## Testo citato
·····

Ok ragazzi: rimanete sempre lì che il posto migliore in cui posso essere è qui sotto al palco. E non importa per quante volte o con chi. Continuate a starci sopra voi - stronzi quanto basta - che qui sotto si urla da soli e il livello lo si supera abbondantemente.
Non abbiamo bisogno di sentircelo dire da nessuno.

mercoledì 7 luglio 2010

born ruffians - say it

Ci hanno messo a disposizione un mondo che non basta essere da soli per montarlo. Serve qualcuno che tenga il pezzo sopra mentre tu stai avvitando la base, ed ho il sospetto che ce l'abbiano creato apposta così. Perché forse ci ho voluto davvero credere che potesse bastare questo a farci sentire vicine. Ma ora capisco che abbiamo davvero distrutto troppo se questa è l'unica scusa che ci resta per sfiorarci le mani.
Lo stomaco è abituato a smettere di avere fame e ci sono sempre delle scuse per nascondere gli occhi: non fa niente se non te ne accorgi. Ho trovato altri 3 ragazzi canadesi che provano a distrarmi con melodie che giocano impertinenti tra tirate indie, ispirazioni folk e sano e semplice pop. Ruffiani, appunto. Così come io non sono nata.
Ti lascio vincere: non hai bisogno di continuare a comprarti la difesa. C'è un protocollo da rispettare: non alzare la voce e va sempre tutto bene. E io ora non so litigare con le persone, e neanche abbracciarle. Era questo quello che volevi?
Forse non voleva niente nessuno: l'importante era arrivare fino a qui. Ma non basta crescere sotto lo stesso tetto per sentirsi uguali. O semplicemente qualcosa. Puoi mettercela tutta ma il mio sangue è ancora abbastanza dolce: chiedilo alle zanzare a cui continuo a dare da mangiare.
Abbiamo tutti dita abbastanza lunghe per azionare le frecce di direzione. Probabilmente se non le usiamo è perché ci ostiniamo a credere di andare sempre dritto. Tu continua pure così per la tua strada in cui - non so come - rappresento un ostacolo a prescindere. Io appena posso devio per la mia.

·····

## Dati grezzi
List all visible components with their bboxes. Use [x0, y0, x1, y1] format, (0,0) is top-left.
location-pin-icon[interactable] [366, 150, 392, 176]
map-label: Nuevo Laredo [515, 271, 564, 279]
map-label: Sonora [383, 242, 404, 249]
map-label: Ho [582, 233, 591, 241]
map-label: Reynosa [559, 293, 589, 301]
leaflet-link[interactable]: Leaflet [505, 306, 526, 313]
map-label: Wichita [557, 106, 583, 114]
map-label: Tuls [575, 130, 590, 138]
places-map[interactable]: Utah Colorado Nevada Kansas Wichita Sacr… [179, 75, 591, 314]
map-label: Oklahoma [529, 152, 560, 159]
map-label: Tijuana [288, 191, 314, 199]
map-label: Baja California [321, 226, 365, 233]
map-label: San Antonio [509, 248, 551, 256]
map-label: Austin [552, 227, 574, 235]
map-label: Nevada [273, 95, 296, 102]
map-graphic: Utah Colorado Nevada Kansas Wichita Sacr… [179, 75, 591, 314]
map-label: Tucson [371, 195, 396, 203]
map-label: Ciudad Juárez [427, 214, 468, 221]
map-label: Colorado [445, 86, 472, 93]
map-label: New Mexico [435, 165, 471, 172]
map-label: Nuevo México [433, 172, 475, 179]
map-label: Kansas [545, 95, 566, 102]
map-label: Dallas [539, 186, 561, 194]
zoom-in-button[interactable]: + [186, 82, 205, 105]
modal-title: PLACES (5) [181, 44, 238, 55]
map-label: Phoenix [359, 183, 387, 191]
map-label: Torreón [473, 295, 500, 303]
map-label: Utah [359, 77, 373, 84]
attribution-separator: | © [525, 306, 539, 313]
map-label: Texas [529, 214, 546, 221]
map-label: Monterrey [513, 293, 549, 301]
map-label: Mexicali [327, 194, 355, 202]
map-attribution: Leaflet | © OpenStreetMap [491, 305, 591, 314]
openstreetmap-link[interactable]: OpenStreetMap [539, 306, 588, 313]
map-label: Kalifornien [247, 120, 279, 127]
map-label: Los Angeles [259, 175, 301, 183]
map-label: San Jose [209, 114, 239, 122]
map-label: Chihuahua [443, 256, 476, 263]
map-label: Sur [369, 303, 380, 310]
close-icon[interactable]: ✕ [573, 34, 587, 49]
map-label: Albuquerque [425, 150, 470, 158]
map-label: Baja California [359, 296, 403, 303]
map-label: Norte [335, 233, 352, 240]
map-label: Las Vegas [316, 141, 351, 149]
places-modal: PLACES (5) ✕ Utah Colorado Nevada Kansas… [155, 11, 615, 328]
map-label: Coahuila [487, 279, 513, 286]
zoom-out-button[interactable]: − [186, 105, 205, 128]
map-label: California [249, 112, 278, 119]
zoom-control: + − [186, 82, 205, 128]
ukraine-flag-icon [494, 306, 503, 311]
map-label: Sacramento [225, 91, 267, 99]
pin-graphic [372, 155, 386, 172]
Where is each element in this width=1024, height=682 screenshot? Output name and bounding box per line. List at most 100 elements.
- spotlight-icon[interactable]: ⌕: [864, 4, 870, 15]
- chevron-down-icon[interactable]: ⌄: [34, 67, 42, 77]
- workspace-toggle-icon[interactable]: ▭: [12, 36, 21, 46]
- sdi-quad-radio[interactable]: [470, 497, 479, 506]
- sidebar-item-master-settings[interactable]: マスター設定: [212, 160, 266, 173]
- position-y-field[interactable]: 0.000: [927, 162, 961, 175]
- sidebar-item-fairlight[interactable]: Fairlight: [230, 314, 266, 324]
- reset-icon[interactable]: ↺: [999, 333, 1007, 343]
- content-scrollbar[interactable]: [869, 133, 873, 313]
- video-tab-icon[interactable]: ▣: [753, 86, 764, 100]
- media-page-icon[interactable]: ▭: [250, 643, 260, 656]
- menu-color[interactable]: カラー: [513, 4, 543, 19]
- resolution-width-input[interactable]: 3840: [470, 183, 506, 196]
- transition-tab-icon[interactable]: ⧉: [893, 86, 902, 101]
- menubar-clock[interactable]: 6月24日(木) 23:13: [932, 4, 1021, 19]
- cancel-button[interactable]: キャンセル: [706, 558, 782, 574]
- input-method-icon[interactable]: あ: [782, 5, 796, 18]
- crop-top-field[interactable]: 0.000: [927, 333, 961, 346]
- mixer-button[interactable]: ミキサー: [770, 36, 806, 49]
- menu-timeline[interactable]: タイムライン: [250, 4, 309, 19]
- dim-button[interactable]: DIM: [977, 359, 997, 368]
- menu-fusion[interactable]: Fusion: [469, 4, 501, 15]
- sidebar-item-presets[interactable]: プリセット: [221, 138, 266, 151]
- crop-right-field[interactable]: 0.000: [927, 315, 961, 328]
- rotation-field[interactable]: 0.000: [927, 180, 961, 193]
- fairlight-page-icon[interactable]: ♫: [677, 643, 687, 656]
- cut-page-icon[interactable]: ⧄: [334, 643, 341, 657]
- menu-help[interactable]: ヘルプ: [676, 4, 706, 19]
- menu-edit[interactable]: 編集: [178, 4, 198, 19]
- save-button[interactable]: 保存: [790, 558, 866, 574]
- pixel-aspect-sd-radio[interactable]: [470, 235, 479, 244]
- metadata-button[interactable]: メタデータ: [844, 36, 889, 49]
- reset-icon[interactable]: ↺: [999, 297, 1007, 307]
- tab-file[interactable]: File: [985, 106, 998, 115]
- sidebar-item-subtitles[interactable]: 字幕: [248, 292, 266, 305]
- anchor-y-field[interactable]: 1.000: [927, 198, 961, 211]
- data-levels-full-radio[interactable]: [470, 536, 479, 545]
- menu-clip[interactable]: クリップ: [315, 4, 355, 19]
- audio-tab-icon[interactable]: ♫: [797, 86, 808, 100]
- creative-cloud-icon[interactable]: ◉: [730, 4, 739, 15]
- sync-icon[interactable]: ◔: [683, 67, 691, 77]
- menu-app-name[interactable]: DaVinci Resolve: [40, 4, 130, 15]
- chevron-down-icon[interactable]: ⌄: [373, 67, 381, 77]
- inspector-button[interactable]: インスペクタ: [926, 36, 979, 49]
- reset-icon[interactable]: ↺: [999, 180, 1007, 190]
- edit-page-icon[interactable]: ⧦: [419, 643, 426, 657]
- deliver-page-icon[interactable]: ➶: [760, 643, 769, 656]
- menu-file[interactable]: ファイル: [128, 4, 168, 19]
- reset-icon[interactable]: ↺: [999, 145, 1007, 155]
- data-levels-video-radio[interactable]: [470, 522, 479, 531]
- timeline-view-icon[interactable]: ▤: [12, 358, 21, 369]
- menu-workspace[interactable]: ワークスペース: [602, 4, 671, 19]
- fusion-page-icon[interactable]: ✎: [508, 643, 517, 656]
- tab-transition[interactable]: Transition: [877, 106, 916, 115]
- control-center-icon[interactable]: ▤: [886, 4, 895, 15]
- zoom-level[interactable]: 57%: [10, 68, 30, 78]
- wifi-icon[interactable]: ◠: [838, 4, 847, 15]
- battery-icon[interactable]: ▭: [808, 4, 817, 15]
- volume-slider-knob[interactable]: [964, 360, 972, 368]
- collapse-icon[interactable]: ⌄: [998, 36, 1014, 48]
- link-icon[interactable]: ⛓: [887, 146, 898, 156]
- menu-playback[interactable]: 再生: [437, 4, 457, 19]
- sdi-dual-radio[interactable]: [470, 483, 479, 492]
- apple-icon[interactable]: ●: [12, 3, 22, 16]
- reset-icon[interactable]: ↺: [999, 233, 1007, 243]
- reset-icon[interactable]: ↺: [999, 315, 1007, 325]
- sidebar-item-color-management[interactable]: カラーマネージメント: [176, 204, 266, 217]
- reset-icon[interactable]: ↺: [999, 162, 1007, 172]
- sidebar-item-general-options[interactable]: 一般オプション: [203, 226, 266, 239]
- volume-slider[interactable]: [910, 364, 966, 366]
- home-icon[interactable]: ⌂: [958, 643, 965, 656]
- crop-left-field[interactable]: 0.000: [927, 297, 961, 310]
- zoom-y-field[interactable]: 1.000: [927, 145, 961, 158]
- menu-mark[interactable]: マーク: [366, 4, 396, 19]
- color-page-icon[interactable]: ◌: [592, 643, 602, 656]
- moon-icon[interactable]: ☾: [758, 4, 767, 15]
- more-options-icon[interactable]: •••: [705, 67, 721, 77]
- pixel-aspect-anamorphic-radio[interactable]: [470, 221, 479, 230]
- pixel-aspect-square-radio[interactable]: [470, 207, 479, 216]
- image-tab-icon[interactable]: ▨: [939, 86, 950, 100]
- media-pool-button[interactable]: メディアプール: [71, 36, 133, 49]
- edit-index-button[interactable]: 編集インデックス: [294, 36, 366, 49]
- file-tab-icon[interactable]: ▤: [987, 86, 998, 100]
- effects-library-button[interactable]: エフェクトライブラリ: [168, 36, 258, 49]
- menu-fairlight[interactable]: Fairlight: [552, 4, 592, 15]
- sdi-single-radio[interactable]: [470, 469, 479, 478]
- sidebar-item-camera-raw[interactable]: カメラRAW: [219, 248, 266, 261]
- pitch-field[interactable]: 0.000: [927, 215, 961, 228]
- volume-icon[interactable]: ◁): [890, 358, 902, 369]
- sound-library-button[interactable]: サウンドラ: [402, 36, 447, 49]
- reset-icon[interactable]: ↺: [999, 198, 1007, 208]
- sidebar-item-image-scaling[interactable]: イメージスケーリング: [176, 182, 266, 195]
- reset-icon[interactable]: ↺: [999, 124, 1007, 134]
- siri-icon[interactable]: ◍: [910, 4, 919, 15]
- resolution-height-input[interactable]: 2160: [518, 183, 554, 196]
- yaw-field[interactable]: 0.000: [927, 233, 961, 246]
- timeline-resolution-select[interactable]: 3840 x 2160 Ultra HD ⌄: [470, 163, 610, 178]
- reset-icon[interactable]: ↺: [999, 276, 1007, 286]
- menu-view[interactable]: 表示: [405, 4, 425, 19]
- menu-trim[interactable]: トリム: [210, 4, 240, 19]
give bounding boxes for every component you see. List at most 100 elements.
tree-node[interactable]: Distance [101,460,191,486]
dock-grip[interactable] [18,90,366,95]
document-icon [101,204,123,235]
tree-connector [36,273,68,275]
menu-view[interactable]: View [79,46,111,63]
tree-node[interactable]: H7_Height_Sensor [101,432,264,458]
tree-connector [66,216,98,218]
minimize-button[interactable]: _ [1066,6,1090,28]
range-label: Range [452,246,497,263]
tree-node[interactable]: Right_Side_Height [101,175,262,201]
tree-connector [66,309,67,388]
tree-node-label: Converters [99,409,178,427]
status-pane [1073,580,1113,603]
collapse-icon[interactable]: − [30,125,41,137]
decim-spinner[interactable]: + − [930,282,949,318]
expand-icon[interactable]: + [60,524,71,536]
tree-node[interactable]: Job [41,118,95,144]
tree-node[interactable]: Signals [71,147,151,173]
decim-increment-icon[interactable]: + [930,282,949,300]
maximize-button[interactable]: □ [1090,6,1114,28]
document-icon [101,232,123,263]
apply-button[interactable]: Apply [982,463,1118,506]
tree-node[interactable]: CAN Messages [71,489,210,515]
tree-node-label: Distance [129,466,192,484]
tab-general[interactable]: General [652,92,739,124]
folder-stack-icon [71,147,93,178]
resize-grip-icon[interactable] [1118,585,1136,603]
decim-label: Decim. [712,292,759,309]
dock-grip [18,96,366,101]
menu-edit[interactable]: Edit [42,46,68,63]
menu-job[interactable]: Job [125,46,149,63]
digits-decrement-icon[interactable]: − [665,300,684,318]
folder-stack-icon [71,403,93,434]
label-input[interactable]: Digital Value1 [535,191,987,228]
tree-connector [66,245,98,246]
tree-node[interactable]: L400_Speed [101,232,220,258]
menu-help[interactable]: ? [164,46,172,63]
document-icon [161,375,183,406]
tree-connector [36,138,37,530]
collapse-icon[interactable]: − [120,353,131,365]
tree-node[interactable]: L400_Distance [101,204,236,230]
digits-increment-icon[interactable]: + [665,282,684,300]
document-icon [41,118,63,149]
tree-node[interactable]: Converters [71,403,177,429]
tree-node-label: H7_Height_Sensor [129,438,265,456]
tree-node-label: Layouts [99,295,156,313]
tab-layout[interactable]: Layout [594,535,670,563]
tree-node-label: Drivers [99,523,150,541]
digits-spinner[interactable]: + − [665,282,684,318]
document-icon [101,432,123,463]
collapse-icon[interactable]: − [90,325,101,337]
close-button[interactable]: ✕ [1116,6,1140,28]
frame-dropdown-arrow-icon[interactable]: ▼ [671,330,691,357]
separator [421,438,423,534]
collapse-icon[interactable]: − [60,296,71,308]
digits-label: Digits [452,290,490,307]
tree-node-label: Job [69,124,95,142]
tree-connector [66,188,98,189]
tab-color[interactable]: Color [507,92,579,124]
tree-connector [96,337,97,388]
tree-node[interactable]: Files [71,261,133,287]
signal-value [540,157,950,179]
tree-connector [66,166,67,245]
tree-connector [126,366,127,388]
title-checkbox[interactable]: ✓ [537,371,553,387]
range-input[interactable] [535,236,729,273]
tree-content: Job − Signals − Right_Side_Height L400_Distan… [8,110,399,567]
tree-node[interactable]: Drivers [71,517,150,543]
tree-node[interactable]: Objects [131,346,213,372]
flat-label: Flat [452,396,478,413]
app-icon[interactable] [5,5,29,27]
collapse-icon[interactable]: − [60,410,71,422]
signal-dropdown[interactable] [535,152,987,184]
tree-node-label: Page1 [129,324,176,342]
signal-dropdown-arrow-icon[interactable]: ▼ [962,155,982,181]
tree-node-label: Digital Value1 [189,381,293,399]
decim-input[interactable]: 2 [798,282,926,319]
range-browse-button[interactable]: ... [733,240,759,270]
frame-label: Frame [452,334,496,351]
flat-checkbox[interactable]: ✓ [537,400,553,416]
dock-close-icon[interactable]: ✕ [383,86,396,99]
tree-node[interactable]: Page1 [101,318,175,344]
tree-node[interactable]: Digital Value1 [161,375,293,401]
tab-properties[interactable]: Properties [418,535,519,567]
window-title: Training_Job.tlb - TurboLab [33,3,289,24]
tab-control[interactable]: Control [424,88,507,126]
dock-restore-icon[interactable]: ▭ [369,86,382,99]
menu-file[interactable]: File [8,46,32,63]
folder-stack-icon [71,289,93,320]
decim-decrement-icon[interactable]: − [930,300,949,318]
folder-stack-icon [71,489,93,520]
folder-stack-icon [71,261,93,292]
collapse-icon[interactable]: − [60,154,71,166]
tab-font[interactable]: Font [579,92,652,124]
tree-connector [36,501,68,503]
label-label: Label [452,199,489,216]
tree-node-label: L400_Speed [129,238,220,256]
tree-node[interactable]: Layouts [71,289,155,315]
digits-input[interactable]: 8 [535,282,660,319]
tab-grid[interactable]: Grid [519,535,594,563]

·····

## Cosa fare
1. Nel post sui Born Ruffians, tra quali generi giocano le melodie dei ragazzi canadesi?
2. Prosegui il post sui Born Ruffians a partire dall'ultima frase riportata.

## Risposte
1. Tra tirate indie, ispirazioni folk e sano e semplice pop.

2.
Chissà se così mi lascerai in pace o ti troverai a fare i conti con te stessa, senza una vita contro la quale opporti. Io non lo saprò mai.
Mio fratello è figlio unico.

martedì 22 giugno 2010

il post senza niente da dire

E come i giorni in cui c'hai addosso solo il tuo splendore. Quelli in cui tu non lo capisci mica che sei così. E ti aggiri come un re nudo, come se niente fosse, mentre gli altri ti urlano tutto intorno quanto sei abbagliante.
Forse un po' te ne accorgi, ma hai un personaggio da portare avanti. Aspetti le gallerie per vederti piangere nel finestrino e poi ti scopri sorridere. Hai trovato nuovi modi per tenerti il mondo fuori ma poi quello ti rientra dalla bocca. E nel rosso c'è imbarazzo e curiosità. Nelle lacrime solo tanta serenità, per una volta.
Ce la fai a ricordarti che sai essere anche così? Se l'altra volta è andata come sappiamo, non è detto che il copione sia destinato a ripetersi uguale, anche quando le premesse ci sono tutte.
I titoli nascono dalle frasi che dici per caso e le scene si costruiscono in prova. Non ci credi ancora?
Oggi è troppo facile ritrovarsi e non abbastanza stare lontani. Ci siamo creati troppe possibilità e abbiamo aumentato la nostra incapacità di decidere. O la nostra abilità a star male dove stiamo.
La realtà dei nostri giorni è quello che ci raccontiamo la mattina dopo. Tutto sta in quanto siamo bravi ad inventarci i nostri mondi per continuare a viverci dentro.
Basta un sorso d'acqua per ritornare alla realtà? O finisce che poi non ci sappiamo proprio più uscire dal nostro fantastico?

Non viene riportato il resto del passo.